> [Instructions to follow]
Write out the data below in full, unchanged, minus the images.

[BEGIN Supplied records]

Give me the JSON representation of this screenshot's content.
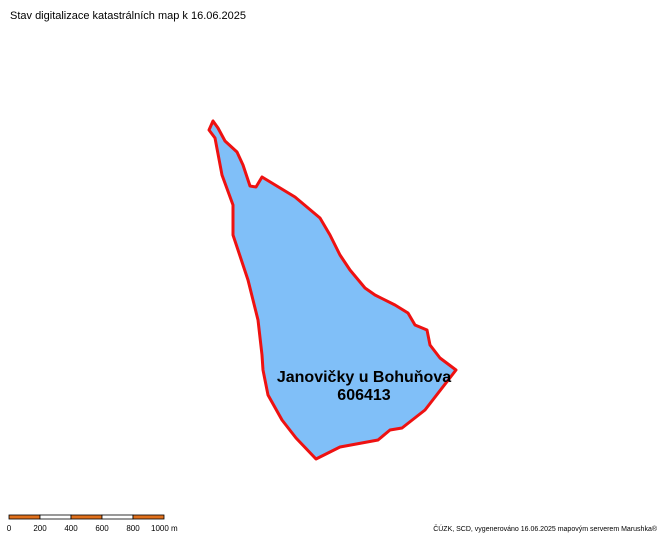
{
  "title": "Stav digitalizace katastrálních map k 16.06.2025",
  "area": {
    "name": "Janovičky u Bohuňova",
    "code": "606413"
  },
  "scale_bar": {
    "labels": [
      "0",
      "200",
      "400",
      "600",
      "800",
      "1000 m"
    ]
  },
  "footer": "ČÚZK, SCD, vygenerováno 16.06.2025 mapovým serverem Marushka®"
}
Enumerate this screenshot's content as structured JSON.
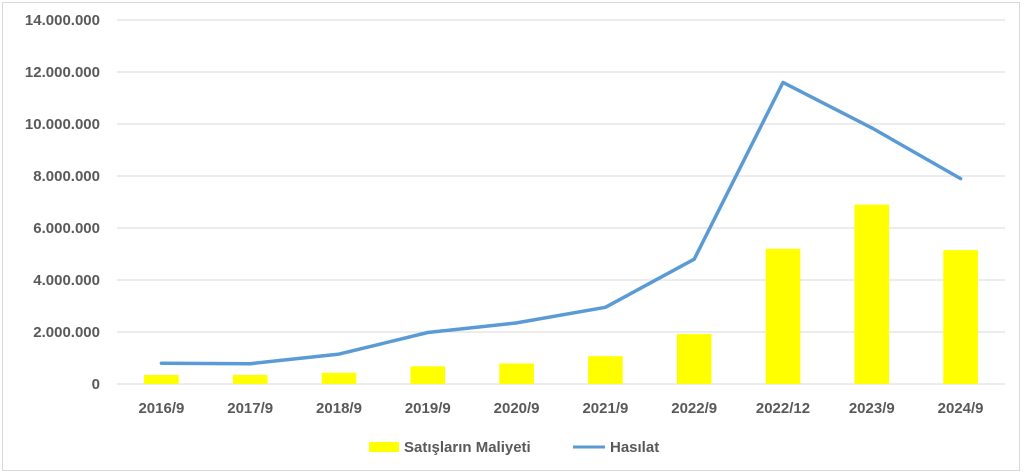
{
  "chart_data": {
    "type": "bar+line",
    "title": "",
    "xlabel": "",
    "ylabel": "",
    "categories": [
      "2016/9",
      "2017/9",
      "2018/9",
      "2019/9",
      "2020/9",
      "2021/9",
      "2022/9",
      "2022/12",
      "2023/9",
      "2024/9"
    ],
    "ylim": [
      0,
      14000000
    ],
    "yticks": [
      0,
      2000000,
      4000000,
      6000000,
      8000000,
      10000000,
      12000000,
      14000000
    ],
    "ytick_labels": [
      "0",
      "2.000.000",
      "4.000.000",
      "6.000.000",
      "8.000.000",
      "10.000.000",
      "12.000.000",
      "14.000.000"
    ],
    "grid": true,
    "legend_position": "bottom",
    "series": [
      {
        "name": "Satışların Maliyeti",
        "type": "bar",
        "color": "#ffff00",
        "values": [
          350000,
          350000,
          430000,
          680000,
          790000,
          1070000,
          1920000,
          5200000,
          6900000,
          5150000
        ]
      },
      {
        "name": "Hasılat",
        "type": "line",
        "color": "#5b9bd5",
        "values": [
          800000,
          780000,
          1150000,
          1980000,
          2350000,
          2950000,
          4800000,
          11600000,
          9850000,
          7900000
        ]
      }
    ]
  }
}
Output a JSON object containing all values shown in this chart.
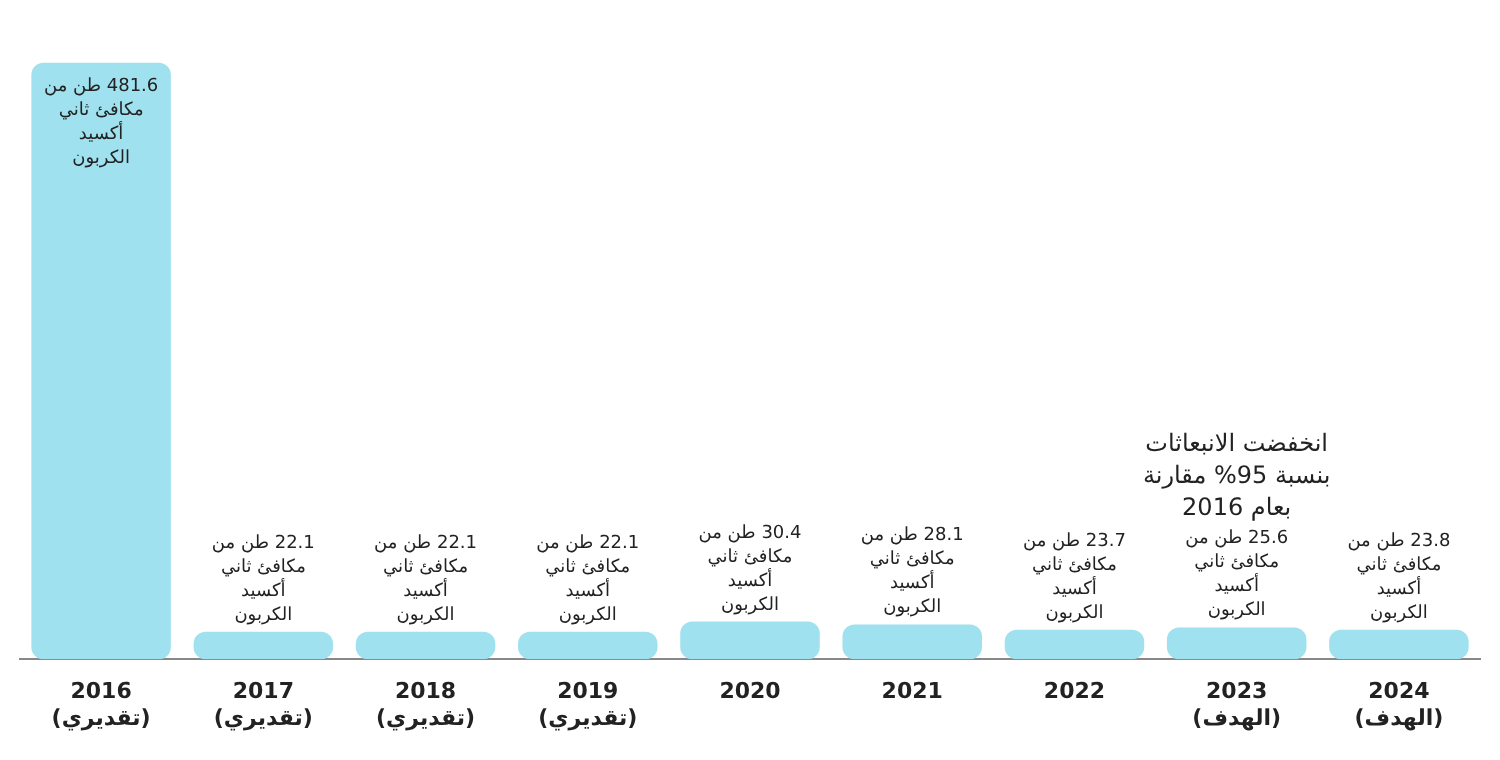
{
  "chart_data": {
    "type": "bar",
    "categories": [
      "2016 (تقديري)",
      "2017 (تقديري)",
      "2018 (تقديري)",
      "2019 (تقديري)",
      "2020",
      "2021",
      "2022",
      "2023 (الهدف)",
      "2024 (الهدف)"
    ],
    "values": [
      481.6,
      22.1,
      22.1,
      22.1,
      30.4,
      28.1,
      23.7,
      25.6,
      23.8
    ],
    "value_labels": [
      "481.6 طن من مكافئ ثاني أكسيد الكربون",
      "22.1 طن من مكافئ ثاني أكسيد الكربون",
      "22.1 طن من مكافئ ثاني أكسيد الكربون",
      "22.1 طن من مكافئ ثاني أكسيد الكربون",
      "30.4 طن من مكافئ ثاني أكسيد الكربون",
      "28.1 طن من مكافئ ثاني أكسيد الكربون",
      "23.7 طن من مكافئ ثاني أكسيد الكربون",
      "25.6 طن من مكافئ ثاني أكسيد الكربون",
      "23.8 طن من مكافئ ثاني أكسيد الكربون"
    ],
    "color": "#9fe1ef",
    "annotations": [
      "انخفضت الانبعاثات بنسبة 95% مقارنة بعام 2016"
    ],
    "grid": false,
    "legend": false
  }
}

[END Supplied records]

> [Written response]
Give me the JSON representation of this screenshot's content.
{
  "title": "Stav digitalizace katastrálních map k 16.06.2025",
  "area": {
    "name": "Janovičky u Bohuňova",
    "code": "606413"
  },
  "scale_bar": {
    "labels": [
      "0",
      "200",
      "400",
      "600",
      "800",
      "1000 m"
    ]
  },
  "footer": "ČÚZK, SCD, vygenerováno 16.06.2025 mapovým serverem Marushka®"
}
Enumerate this screenshot's content as structured JSON.
{
  "chart_data": {
    "type": "bar+line",
    "title": "",
    "xlabel": "",
    "ylabel": "",
    "categories": [
      "2016/9",
      "2017/9",
      "2018/9",
      "2019/9",
      "2020/9",
      "2021/9",
      "2022/9",
      "2022/12",
      "2023/9",
      "2024/9"
    ],
    "ylim": [
      0,
      14000000
    ],
    "yticks": [
      0,
      2000000,
      4000000,
      6000000,
      8000000,
      10000000,
      12000000,
      14000000
    ],
    "ytick_labels": [
      "0",
      "2.000.000",
      "4.000.000",
      "6.000.000",
      "8.000.000",
      "10.000.000",
      "12.000.000",
      "14.000.000"
    ],
    "grid": true,
    "legend_position": "bottom",
    "series": [
      {
        "name": "Satışların Maliyeti",
        "type": "bar",
        "color": "#ffff00",
        "values": [
          350000,
          350000,
          430000,
          680000,
          790000,
          1070000,
          1920000,
          5200000,
          6900000,
          5150000
        ]
      },
      {
        "name": "Hasılat",
        "type": "line",
        "color": "#5b9bd5",
        "values": [
          800000,
          780000,
          1150000,
          1980000,
          2350000,
          2950000,
          4800000,
          11600000,
          9850000,
          7900000
        ]
      }
    ]
  }
}
Output a JSON object containing all values shown in this chart.
{
  "chart_data": {
    "type": "bar",
    "categories": [
      "2016 (تقديري)",
      "2017 (تقديري)",
      "2018 (تقديري)",
      "2019 (تقديري)",
      "2020",
      "2021",
      "2022",
      "2023 (الهدف)",
      "2024 (الهدف)"
    ],
    "values": [
      481.6,
      22.1,
      22.1,
      22.1,
      30.4,
      28.1,
      23.7,
      25.6,
      23.8
    ],
    "value_labels": [
      "481.6 طن من مكافئ ثاني أكسيد الكربون",
      "22.1 طن من مكافئ ثاني أكسيد الكربون",
      "22.1 طن من مكافئ ثاني أكسيد الكربون",
      "22.1 طن من مكافئ ثاني أكسيد الكربون",
      "30.4 طن من مكافئ ثاني أكسيد الكربون",
      "28.1 طن من مكافئ ثاني أكسيد الكربون",
      "23.7 طن من مكافئ ثاني أكسيد الكربون",
      "25.6 طن من مكافئ ثاني أكسيد الكربون",
      "23.8 طن من مكافئ ثاني أكسيد الكربون"
    ],
    "color": "#9fe1ef",
    "annotations": [
      "انخفضت الانبعاثات بنسبة 95% مقارنة بعام 2016"
    ],
    "grid": false,
    "legend": false
  }
}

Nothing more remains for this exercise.